### [INFORMAÇÕES FORNECIDAS]

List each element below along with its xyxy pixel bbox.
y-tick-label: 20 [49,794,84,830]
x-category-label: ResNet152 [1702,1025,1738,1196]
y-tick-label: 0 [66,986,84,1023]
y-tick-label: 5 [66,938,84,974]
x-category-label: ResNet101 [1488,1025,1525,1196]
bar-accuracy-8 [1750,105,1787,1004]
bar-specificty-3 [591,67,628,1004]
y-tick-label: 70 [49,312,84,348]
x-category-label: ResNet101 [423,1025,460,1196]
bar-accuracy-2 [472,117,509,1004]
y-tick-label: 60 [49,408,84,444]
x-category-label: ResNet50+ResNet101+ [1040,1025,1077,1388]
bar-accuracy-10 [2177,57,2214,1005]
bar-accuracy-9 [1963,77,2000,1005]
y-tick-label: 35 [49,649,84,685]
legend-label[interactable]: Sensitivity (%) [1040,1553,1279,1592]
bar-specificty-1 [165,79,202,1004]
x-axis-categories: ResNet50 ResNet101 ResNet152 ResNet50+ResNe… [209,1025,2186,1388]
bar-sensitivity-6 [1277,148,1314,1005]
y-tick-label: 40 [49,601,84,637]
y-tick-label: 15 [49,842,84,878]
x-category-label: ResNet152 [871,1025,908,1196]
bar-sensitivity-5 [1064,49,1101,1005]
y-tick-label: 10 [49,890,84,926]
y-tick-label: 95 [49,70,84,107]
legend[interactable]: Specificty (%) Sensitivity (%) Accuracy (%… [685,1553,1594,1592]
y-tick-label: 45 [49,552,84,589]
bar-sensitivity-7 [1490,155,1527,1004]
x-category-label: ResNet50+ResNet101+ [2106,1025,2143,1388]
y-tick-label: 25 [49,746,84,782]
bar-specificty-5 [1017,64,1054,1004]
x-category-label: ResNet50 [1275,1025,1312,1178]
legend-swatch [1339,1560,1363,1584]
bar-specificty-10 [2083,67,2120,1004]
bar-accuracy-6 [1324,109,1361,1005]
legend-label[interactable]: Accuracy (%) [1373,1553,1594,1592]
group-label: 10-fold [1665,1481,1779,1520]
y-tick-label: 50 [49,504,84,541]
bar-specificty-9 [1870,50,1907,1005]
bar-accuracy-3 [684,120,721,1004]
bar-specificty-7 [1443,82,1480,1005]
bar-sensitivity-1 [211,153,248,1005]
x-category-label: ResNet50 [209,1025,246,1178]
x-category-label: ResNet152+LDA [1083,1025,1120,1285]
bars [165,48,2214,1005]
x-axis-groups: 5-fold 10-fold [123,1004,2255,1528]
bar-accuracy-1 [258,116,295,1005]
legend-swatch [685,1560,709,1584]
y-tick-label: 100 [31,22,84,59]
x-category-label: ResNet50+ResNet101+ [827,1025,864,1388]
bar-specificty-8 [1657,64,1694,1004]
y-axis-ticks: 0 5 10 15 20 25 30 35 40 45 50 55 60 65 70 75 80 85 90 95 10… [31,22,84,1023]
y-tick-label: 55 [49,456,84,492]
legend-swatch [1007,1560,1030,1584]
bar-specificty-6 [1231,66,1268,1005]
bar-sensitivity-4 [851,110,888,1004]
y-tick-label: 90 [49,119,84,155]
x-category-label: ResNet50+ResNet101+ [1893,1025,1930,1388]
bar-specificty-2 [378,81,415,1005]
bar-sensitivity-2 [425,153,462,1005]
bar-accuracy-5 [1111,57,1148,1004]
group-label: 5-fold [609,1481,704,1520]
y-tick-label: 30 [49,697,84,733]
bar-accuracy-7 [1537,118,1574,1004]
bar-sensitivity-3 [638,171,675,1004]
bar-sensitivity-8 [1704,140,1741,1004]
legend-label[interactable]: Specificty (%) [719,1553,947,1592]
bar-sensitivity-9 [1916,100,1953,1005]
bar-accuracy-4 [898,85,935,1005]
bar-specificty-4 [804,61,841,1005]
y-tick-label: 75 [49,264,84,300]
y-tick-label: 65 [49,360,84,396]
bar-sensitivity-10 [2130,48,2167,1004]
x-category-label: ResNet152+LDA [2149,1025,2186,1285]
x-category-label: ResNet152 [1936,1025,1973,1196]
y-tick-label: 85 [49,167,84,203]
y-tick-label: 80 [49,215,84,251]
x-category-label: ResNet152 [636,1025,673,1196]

### [INSTRUÇÕES DO EXERCÍCIO]
Organize em lista numerada as linhas que vão da primeira linha acima até a linha com "x-category-label: ResNet152 [871,1025,908,1196]", incluindo as duas. Deixe de fora as linhas em branco.

### [SOLUÇÃO DA TAREFA]
1. List each element below along with its xyxy pixel bbox.
2. y-tick-label: 20 [49,794,84,830]
3. x-category-label: ResNet152 [1702,1025,1738,1196]
4. y-tick-label: 0 [66,986,84,1023]
5. y-tick-label: 5 [66,938,84,974]
6. x-category-label: ResNet101 [1488,1025,1525,1196]
7. bar-accuracy-8 [1750,105,1787,1004]
8. bar-specificty-3 [591,67,628,1004]
9. y-tick-label: 70 [49,312,84,348]
10. x-category-label: ResNet101 [423,1025,460,1196]
11. bar-accuracy-2 [472,117,509,1004]
12. y-tick-label: 60 [49,408,84,444]
13. x-category-label: ResNet50+ResNet101+ [1040,1025,1077,1388]
14. bar-accuracy-10 [2177,57,2214,1005]
15. bar-accuracy-9 [1963,77,2000,1005]
16. y-tick-label: 35 [49,649,84,685]
17. legend-label[interactable]: Sensitivity (%) [1040,1553,1279,1592]
18. bar-specificty-1 [165,79,202,1004]
19. x-axis-categories: ResNet50 ResNet101 ResNet152 ResNet50+ResNe… [209,1025,2186,1388]
20. bar-sensitivity-6 [1277,148,1314,1005]
21. y-tick-label: 40 [49,601,84,637]
22. y-tick-label: 15 [49,842,84,878]
23. x-category-label: ResNet152 [871,1025,908,1196]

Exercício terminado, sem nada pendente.